My most productive work moments typically happen during my morning or evening train commute, and only occasionally at the office. With headphones on and a block of uninterrupted time (usually 20-30 minutes), I am able to dive into a problem in my sketchbook and rapidly explore every angle. I enjoy looking back at old project sketches and seeing how my thinking evolved on a particular diagram. My first attempts are never successful.

My sketchbook also serves as a journal when my mind needs an outlet for non-work thinking. I rely on words for the most part, but I also try to create simple pictures when it helps me put different ideas together. Sometimes ideas will carry over from one sketchbook to the next as new ideas emerge, in which case I rewrite or redraw the relevant bits.


The role of sketchbooks in my life has evolved considerably, although I long for simpler times when the only purpose I had was to let my mind wander. Creative freedom took on a much different meaning in my childhood than it does today. For all the latitude that design work affords me, I still feel that my most recent sketchbooks and drawings represent a form of commercial art — artistic production in the service of business. That, fundamentally, is the nature of my work (though not it’s sole purpose), and yet it has led me further away from what compelled me to start drawing in the first place.

Source data
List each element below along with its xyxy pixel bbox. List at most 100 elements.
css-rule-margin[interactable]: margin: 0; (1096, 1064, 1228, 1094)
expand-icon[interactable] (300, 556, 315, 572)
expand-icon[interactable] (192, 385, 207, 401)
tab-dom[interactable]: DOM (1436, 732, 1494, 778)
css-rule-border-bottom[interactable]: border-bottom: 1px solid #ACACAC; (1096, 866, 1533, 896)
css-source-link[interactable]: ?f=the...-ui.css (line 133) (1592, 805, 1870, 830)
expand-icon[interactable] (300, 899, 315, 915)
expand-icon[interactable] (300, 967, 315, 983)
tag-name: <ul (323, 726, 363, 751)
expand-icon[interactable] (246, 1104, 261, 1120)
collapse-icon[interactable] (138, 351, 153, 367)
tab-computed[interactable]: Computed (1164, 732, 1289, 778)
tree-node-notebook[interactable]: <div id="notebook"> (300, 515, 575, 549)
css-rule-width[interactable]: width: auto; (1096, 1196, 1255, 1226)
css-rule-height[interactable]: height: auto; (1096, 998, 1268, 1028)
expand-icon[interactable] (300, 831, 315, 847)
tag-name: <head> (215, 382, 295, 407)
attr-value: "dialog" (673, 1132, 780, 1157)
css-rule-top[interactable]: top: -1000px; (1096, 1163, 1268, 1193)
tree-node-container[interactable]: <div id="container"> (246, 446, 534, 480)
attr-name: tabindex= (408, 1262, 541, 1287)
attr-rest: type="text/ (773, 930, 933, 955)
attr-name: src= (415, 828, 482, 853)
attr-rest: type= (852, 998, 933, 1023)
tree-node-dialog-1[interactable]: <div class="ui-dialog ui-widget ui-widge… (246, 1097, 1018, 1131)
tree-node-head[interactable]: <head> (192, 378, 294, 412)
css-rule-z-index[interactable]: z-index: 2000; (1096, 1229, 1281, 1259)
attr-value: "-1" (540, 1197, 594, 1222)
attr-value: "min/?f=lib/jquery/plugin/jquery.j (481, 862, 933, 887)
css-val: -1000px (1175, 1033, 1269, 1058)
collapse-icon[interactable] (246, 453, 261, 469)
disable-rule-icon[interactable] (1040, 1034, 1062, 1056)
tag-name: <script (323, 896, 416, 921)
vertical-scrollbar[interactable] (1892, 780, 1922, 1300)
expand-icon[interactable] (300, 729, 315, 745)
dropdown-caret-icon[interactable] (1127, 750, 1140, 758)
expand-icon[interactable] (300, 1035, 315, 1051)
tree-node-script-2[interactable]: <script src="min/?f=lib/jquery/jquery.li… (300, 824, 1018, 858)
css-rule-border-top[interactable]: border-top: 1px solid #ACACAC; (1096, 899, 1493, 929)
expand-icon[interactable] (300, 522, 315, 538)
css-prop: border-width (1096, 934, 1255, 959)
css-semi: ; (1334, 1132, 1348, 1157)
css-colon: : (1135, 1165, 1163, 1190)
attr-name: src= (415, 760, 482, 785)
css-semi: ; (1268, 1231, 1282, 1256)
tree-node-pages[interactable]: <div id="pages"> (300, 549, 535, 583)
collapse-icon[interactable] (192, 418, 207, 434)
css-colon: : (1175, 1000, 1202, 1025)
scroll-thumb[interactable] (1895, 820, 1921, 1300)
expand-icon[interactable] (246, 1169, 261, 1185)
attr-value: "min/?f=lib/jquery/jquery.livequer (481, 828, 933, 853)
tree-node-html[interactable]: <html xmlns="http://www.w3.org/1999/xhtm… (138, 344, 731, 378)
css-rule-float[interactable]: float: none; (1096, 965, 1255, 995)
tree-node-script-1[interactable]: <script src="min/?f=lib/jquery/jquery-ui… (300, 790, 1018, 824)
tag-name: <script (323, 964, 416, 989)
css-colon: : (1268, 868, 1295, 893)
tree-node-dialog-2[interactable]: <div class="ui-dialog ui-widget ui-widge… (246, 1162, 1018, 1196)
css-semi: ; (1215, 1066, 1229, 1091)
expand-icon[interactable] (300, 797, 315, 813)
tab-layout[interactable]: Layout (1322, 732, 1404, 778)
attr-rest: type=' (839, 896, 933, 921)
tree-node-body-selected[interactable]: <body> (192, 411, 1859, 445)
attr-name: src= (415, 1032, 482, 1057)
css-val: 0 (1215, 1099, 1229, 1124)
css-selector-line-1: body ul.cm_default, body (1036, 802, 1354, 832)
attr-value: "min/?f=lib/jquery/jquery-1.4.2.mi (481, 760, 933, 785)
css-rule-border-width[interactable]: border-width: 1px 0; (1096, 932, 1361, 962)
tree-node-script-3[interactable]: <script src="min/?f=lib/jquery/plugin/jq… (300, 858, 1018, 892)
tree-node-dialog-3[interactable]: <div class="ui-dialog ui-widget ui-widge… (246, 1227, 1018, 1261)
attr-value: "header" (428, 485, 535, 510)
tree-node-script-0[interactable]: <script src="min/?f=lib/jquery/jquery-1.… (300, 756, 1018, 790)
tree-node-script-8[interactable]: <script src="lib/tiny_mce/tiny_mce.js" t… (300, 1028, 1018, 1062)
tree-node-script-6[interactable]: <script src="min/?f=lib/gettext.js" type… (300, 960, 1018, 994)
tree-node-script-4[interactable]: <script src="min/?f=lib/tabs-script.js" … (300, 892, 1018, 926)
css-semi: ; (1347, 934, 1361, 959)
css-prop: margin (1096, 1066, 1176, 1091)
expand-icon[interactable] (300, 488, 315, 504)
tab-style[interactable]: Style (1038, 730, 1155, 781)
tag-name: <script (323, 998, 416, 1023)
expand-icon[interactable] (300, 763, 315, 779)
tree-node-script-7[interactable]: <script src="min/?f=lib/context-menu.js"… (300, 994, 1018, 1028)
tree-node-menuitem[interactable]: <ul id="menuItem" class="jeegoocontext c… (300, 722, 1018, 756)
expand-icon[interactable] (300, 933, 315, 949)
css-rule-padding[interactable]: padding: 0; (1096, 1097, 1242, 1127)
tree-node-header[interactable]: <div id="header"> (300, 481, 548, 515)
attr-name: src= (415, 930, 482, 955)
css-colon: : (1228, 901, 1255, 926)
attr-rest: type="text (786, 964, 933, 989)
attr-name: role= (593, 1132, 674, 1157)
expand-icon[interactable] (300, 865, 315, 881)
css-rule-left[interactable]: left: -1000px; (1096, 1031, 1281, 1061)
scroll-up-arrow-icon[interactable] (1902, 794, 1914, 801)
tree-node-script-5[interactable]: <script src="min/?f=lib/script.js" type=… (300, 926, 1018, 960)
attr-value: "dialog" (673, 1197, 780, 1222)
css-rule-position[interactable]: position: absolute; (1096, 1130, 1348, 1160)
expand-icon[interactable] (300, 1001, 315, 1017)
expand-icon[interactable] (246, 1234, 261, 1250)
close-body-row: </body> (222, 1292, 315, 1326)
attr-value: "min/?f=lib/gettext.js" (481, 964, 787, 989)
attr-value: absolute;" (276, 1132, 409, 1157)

Activity list —
1 - In the passage on sketchbooks, how long does a block of uninterrupted time during the train commute usually last?
2 - Resume the passage on sketchbooks, picking up after its final sentence.
The source data has no connection to the passage on sketchbooks.

Outputs in order —
1 - Usually 20-30 minutes.

2 -
The tension I feel between “formal” art and “functional” art is something I hope to explore in my current sketchbook. I want to revive old ways of seeing and creating and allow them to coexist with and even inform my more structured design work. For me, truly fulfilling art work is a convergence of deep concentration, visual reasoning, and artistic production — without the pressure of time, intent, or anticipated outcomes. The state of flow, as described by Mihaly Csikszentmihalyi, came naturally to me in my childhood, but as school and work grew to dominate my life, it became harder and harder to evoke. Collage, for instance, is one means of rekindling flow: it allows me to experiment freely, make spontaneous associations, and assemble my thoughts easily with a minimum of craft. Through this form of “play,” I can break conventions that have become ingrained in my drawing habits and open up more possibilities in how I synthesize information visually.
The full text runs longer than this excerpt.